DIRECTION:
From the listing below, copy every line with the word "Blood".

DATASET ROWS:

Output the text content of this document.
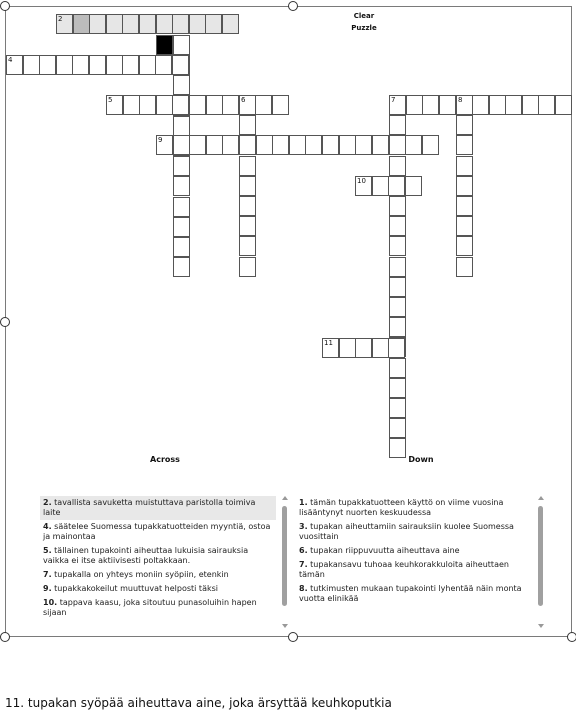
Clear
Puzzle
2
4
5	6
9
7	8
10
11
Across
2. tavallista savuketta muistuttava paristolla toimiva laite
4. säätelee Suomessa tupakkatuotteiden myyntiä, ostoa ja mainontaa
5. tällainen tupakointi aiheuttaa lukuisia sairauksia vaikka ei itse aktiivisesti poltakkaan.
7. tupakalla on yhteys moniin syöpiin, etenkin
9. tupakkakokeilut muuttuvat helposti täksi
10. tappava kaasu, joka sitoutuu punasoluihin hapen sijaan
Down
1. tämän tupakkatuotteen käyttö on viime vuosina lisääntynyt nuorten keskuudessa
3. tupakan aiheuttamiin sairauksiin kuolee Suomessa vuosittain
6. tupakan riippuvuutta aiheuttava aine
7. tupakansavu tuhoaa keuhkorakkuloita aiheuttaen tämän
8. tutkimusten mukaan tupakointi lyhentää näin monta vuotta elinikää
11. tupakan syöpää aiheuttava aine, joka ärsyttää keuhkoputkia
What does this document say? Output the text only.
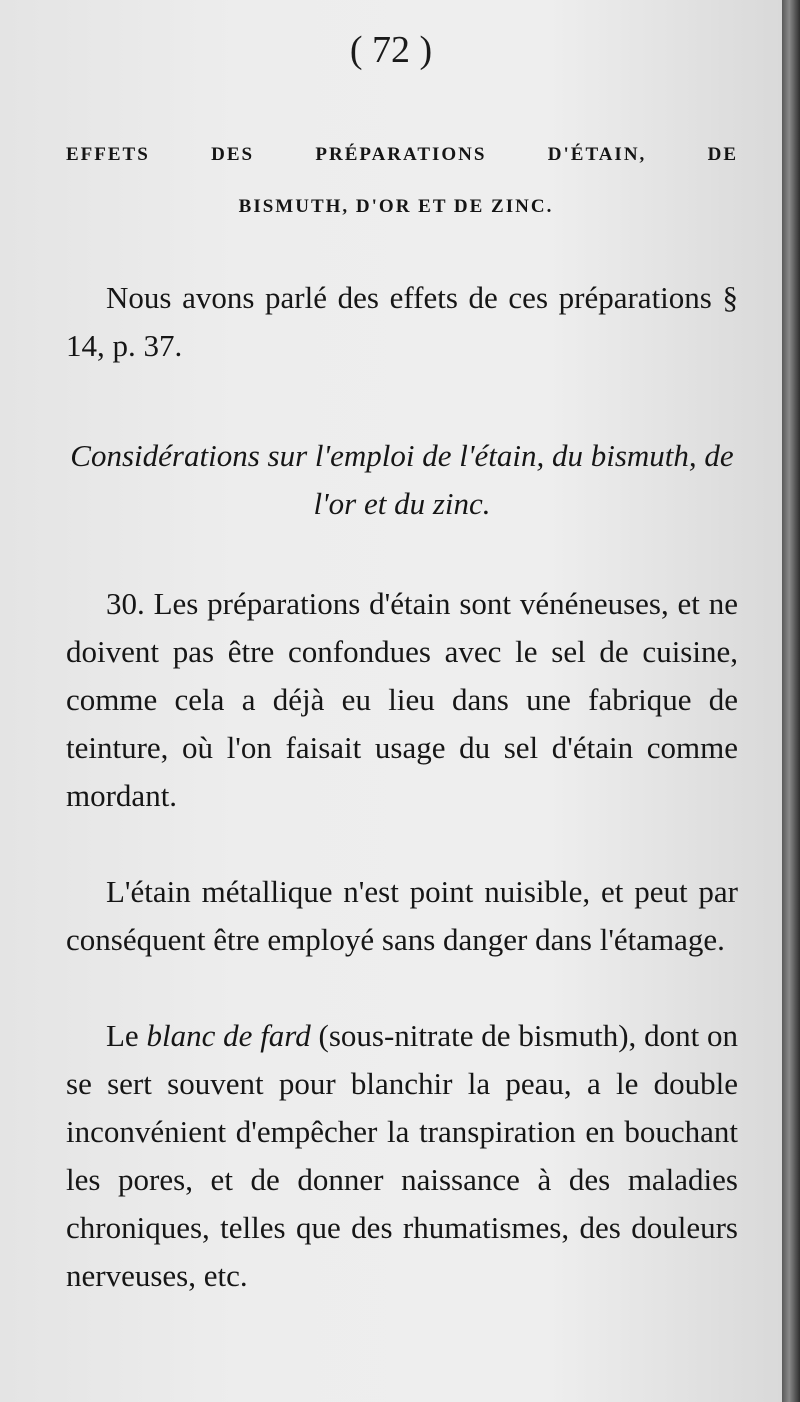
( 72 )
EFFETS DES PRÉPARATIONS D'ÉTAIN, DE
BISMUTH, D'OR ET DE ZINC.
Nous avons parlé des effets de ces préparations § 14, p. 37.
Considérations sur l'emploi de l'étain, du bismuth, de l'or et du zinc.
30. Les préparations d'étain sont vénéneuses, et ne doivent pas être confondues avec le sel de cuisine, comme cela a déjà eu lieu dans une fabrique de teinture, où l'on faisait usage du sel d'étain comme mordant.
L'étain métallique n'est point nuisible, et peut par conséquent être employé sans danger dans l'étamage.
Le blanc de fard (sous-nitrate de bismuth), dont on se sert souvent pour blanchir la peau, a le double inconvénient d'empêcher la transpiration en bouchant les pores, et de donner naissance à des maladies chroniques, telles que des rhumatismes, des douleurs nerveuses, etc.
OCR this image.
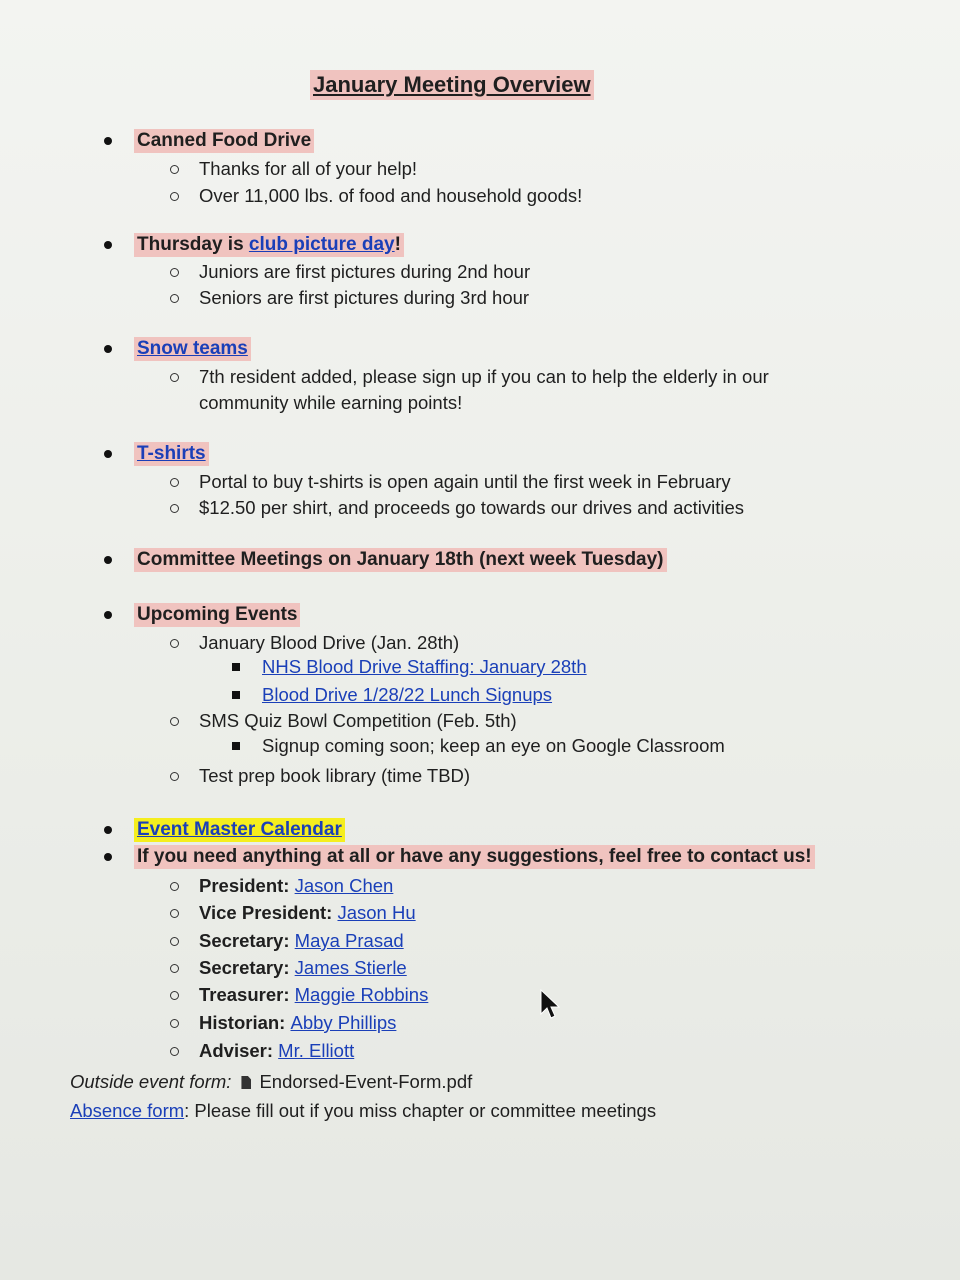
January Meeting Overview
Canned Food Drive
Thanks for all of your help!
Over 11,000 lbs. of food and household goods!
Thursday is club picture day!
Juniors are first pictures during 2nd hour
Seniors are first pictures during 3rd hour
Snow teams
7th resident added, please sign up if you can to help the elderly in our community while earning points!
T-shirts
Portal to buy t-shirts is open again until the first week in February
$12.50 per shirt, and proceeds go towards our drives and activities
Committee Meetings on January 18th (next week Tuesday)
Upcoming Events
January Blood Drive (Jan. 28th)
NHS Blood Drive Staffing: January 28th
Blood Drive 1/28/22 Lunch Signups
SMS Quiz Bowl Competition (Feb. 5th)
Signup coming soon; keep an eye on Google Classroom
Test prep book library (time TBD)
Event Master Calendar
If you need anything at all or have any suggestions, feel free to contact us!
President:
Jason Chen
Vice President:
Jason Hu
Secretary:
Maya Prasad
Secretary:
James Stierle
Treasurer:
Maggie Robbins
Historian:
Abby Phillips
Adviser:
Mr. Elliott
Outside event form: Endorsed-Event-Form.pdf
Absence form: Please fill out if you miss chapter or committee meetings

ANSWER TO THE PROBLEM:
January Blood Drive (Jan. 28th)
NHS Blood Drive Staffing: January 28th
Blood Drive 1/28/22 Lunch Signups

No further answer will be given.